**GIVEN INSTRUCTION:** Return the whole listing, keeping every character the same.

_ _ _ _ _ _ _

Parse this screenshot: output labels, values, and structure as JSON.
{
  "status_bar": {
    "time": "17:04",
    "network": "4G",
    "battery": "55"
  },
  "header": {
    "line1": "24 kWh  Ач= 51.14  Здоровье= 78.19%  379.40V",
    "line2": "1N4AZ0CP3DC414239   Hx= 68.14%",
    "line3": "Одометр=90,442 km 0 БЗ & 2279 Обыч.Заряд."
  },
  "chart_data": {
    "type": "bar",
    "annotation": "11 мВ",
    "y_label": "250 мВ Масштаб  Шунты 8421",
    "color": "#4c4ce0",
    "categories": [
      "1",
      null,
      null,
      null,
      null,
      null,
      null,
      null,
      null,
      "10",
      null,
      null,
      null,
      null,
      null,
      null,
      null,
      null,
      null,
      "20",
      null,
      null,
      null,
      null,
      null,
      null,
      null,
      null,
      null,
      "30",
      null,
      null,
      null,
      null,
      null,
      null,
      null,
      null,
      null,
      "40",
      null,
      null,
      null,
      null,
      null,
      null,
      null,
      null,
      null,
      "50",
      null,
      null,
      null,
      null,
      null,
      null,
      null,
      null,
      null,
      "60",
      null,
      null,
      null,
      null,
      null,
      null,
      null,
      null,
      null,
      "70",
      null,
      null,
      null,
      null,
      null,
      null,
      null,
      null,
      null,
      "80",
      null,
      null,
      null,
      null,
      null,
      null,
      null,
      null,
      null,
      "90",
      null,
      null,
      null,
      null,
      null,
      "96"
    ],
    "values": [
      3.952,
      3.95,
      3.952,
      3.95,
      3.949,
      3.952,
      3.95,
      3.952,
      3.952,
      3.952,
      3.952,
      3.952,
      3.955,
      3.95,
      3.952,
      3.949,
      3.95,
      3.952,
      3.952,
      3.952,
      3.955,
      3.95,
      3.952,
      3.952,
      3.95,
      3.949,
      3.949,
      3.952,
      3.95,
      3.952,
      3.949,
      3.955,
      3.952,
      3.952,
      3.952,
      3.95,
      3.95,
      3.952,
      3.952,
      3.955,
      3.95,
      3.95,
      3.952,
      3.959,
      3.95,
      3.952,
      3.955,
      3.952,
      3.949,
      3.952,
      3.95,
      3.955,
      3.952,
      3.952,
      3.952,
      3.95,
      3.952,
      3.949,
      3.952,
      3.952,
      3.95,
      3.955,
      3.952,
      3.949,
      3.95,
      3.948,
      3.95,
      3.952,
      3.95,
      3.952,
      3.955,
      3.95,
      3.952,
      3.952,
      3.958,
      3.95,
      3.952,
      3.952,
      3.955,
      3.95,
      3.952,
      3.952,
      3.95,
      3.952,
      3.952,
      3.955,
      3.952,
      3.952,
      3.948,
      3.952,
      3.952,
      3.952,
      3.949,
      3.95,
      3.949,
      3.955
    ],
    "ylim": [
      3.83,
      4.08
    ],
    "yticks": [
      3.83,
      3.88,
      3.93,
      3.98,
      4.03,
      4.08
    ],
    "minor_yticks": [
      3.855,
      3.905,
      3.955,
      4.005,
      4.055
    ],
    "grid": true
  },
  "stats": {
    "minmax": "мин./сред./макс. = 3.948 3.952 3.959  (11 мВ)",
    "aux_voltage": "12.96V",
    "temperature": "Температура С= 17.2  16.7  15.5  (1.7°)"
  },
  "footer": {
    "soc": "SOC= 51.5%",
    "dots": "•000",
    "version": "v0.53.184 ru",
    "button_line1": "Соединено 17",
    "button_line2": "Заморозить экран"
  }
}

_ _ _ _ _ _ _

**RESPONSE TO THE TASK:**
Parse this screenshot: output labels, values, and structure as JSON.
{
  "status_bar": {
    "time": "17:04",
    "network": "4G",
    "battery": "55"
  },
  "header": {
    "line1": "24 kWh  Ач= 51.14  Здоровье= 78.19%  379.40V",
    "line2": "1N4AZ0CP3DC414239   Hx= 68.14%",
    "line3": "Одометр=90,442 km 0 БЗ & 2279 Обыч.Заряд."
  },
  "chart_data": {
    "type": "bar",
    "annotation": "11 мВ",
    "y_label": "250 мВ Масштаб  Шунты 8421",
    "color": "#4c4ce0",
    "categories": [
      "1",
      null,
      null,
      null,
      null,
      null,
      null,
      null,
      null,
      "10",
      null,
      null,
      null,
      null,
      null,
      null,
      null,
      null,
      null,
      "20",
      null,
      null,
      null,
      null,
      null,
      null,
      null,
      null,
      null,
      "30",
      null,
      null,
      null,
      null,
      null,
      null,
      null,
      null,
      null,
      "40",
      null,
      null,
      null,
      null,
      null,
      null,
      null,
      null,
      null,
      "50",
      null,
      null,
      null,
      null,
      null,
      null,
      null,
      null,
      null,
      "60",
      null,
      null,
      null,
      null,
      null,
      null,
      null,
      null,
      null,
      "70",
      null,
      null,
      null,
      null,
      null,
      null,
      null,
      null,
      null,
      "80",
      null,
      null,
      null,
      null,
      null,
      null,
      null,
      null,
      null,
      "90",
      null,
      null,
      null,
      null,
      null,
      "96"
    ],
    "values": [
      3.952,
      3.95,
      3.952,
      3.95,
      3.949,
      3.952,
      3.95,
      3.952,
      3.952,
      3.952,
      3.952,
      3.952,
      3.955,
      3.95,
      3.952,
      3.949,
      3.95,
      3.952,
      3.952,
      3.952,
      3.955,
      3.95,
      3.952,
      3.952,
      3.95,
      3.949,
      3.949,
      3.952,
      3.95,
      3.952,
      3.949,
      3.955,
      3.952,
      3.952,
      3.952,
      3.95,
      3.95,
      3.952,
      3.952,
      3.955,
      3.95,
      3.95,
      3.952,
      3.959,
      3.95,
      3.952,
      3.955,
      3.952,
      3.949,
      3.952,
      3.95,
      3.955,
      3.952,
      3.952,
      3.952,
      3.95,
      3.952,
      3.949,
      3.952,
      3.952,
      3.95,
      3.955,
      3.952,
      3.949,
      3.95,
      3.948,
      3.95,
      3.952,
      3.95,
      3.952,
      3.955,
      3.95,
      3.952,
      3.952,
      3.958,
      3.95,
      3.952,
      3.952,
      3.955,
      3.95,
      3.952,
      3.952,
      3.95,
      3.952,
      3.952,
      3.955,
      3.952,
      3.952,
      3.948,
      3.952,
      3.952,
      3.952,
      3.949,
      3.95,
      3.949,
      3.955
    ],
    "ylim": [
      3.83,
      4.08
    ],
    "yticks": [
      3.83,
      3.88,
      3.93,
      3.98,
      4.03,
      4.08
    ],
    "minor_yticks": [
      3.855,
      3.905,
      3.955,
      4.005,
      4.055
    ],
    "grid": true
  },
  "stats": {
    "minmax": "мин./сред./макс. = 3.948 3.952 3.959  (11 мВ)",
    "aux_voltage": "12.96V",
    "temperature": "Температура С= 17.2  16.7  15.5  (1.7°)"
  },
  "footer": {
    "soc": "SOC= 51.5%",
    "dots": "•000",
    "version": "v0.53.184 ru",
    "button_line1": "Соединено 17",
    "button_line2": "Заморозить экран"
  }
}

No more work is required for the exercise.